(Given exercise): Pull every line of the entries that has the word "bound".

---------- Data supplied ----------

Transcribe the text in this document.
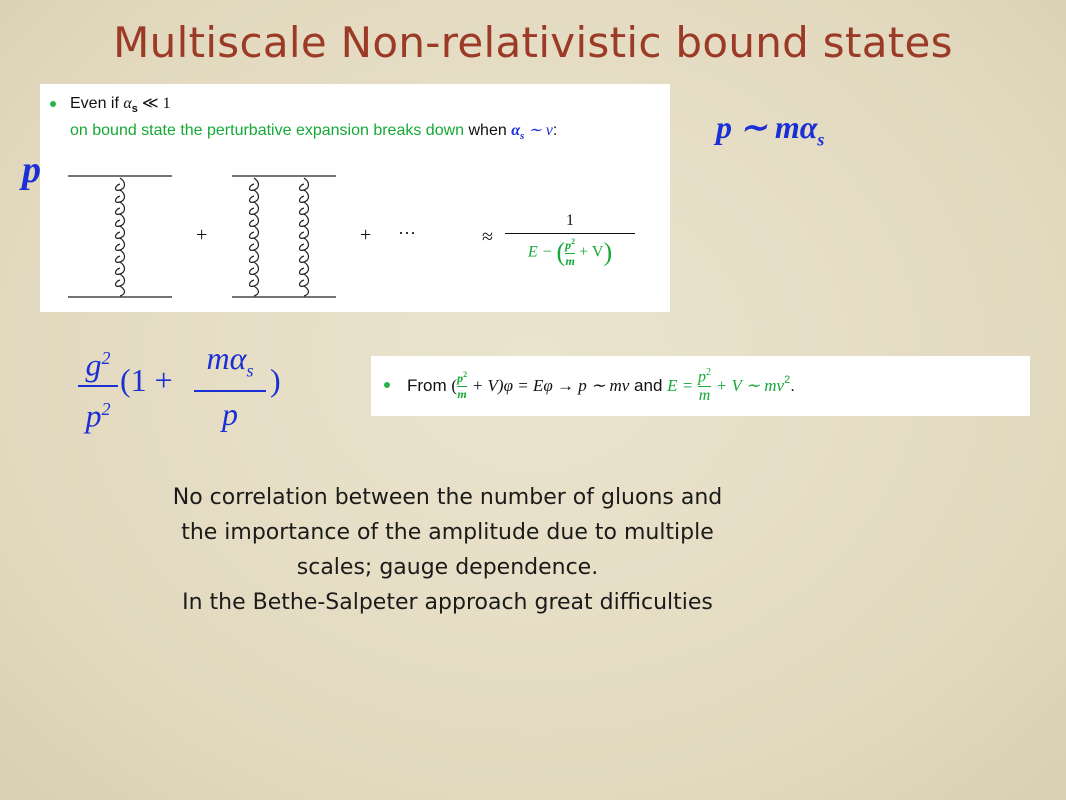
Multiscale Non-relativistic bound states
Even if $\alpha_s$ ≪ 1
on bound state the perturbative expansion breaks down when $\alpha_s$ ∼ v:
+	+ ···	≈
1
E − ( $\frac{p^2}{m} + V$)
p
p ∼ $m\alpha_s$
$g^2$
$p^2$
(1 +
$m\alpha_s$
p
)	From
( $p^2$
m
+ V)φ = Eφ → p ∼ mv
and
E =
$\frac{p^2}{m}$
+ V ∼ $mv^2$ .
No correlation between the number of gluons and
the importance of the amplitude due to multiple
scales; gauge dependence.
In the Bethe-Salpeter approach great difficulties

----------

(Correct output):
Multiscale Non-relativistic bound states
on bound state the perturbative expansion breaks down when $\alpha_s$ ∼ v:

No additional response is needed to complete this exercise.